--- Problem requirements ---
Pull out every line with the word "date".

------------------------------------------------------------------------

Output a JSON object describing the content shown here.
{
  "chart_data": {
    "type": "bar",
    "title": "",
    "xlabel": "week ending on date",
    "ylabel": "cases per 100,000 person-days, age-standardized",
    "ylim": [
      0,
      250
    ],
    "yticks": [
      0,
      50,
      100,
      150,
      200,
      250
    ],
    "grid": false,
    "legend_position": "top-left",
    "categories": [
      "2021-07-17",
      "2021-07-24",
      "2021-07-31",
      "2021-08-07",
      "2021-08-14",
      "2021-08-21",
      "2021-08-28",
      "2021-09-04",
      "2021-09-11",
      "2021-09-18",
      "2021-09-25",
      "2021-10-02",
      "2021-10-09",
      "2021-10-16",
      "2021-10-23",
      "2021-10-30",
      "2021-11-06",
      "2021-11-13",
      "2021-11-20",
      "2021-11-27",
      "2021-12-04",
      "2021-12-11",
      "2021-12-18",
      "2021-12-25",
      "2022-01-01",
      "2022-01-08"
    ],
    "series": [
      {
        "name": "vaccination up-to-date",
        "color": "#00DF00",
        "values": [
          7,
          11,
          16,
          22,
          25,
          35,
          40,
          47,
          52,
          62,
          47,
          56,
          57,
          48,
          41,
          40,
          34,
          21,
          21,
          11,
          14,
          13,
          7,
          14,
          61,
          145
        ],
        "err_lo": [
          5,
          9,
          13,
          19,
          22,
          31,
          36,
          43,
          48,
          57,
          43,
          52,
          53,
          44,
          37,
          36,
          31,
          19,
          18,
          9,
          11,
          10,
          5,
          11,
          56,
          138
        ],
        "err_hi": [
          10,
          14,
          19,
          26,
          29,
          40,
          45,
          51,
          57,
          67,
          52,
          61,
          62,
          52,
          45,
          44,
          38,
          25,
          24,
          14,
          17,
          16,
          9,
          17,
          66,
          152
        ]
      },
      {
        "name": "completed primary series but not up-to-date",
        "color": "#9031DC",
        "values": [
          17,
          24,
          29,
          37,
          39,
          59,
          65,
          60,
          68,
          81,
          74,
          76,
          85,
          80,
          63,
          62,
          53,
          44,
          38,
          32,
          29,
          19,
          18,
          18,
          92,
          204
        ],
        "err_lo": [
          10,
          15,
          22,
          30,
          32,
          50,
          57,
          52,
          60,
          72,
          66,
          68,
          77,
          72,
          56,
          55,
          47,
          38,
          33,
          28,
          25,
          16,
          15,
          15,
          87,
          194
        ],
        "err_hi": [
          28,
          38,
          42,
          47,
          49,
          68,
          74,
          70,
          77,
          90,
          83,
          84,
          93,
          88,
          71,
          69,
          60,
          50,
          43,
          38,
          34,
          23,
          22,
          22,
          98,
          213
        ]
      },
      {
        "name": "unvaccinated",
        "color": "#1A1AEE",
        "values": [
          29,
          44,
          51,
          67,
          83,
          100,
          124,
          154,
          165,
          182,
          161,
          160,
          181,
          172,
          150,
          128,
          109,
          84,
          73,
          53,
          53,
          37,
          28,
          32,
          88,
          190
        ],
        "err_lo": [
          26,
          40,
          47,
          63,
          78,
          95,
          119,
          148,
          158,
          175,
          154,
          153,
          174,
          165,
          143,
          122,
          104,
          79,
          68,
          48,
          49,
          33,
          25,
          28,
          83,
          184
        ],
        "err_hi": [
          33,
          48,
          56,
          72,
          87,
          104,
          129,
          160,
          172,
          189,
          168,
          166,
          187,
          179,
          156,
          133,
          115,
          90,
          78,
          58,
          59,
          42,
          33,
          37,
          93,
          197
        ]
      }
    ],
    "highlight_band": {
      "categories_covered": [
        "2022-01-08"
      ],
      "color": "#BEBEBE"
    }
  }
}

------------------------------------------------------------------------

--- Worked answer ---
    "xlabel": "week ending on date",
        "name": "vaccination up-to-date",
        "name": "completed primary series but not up-to-date",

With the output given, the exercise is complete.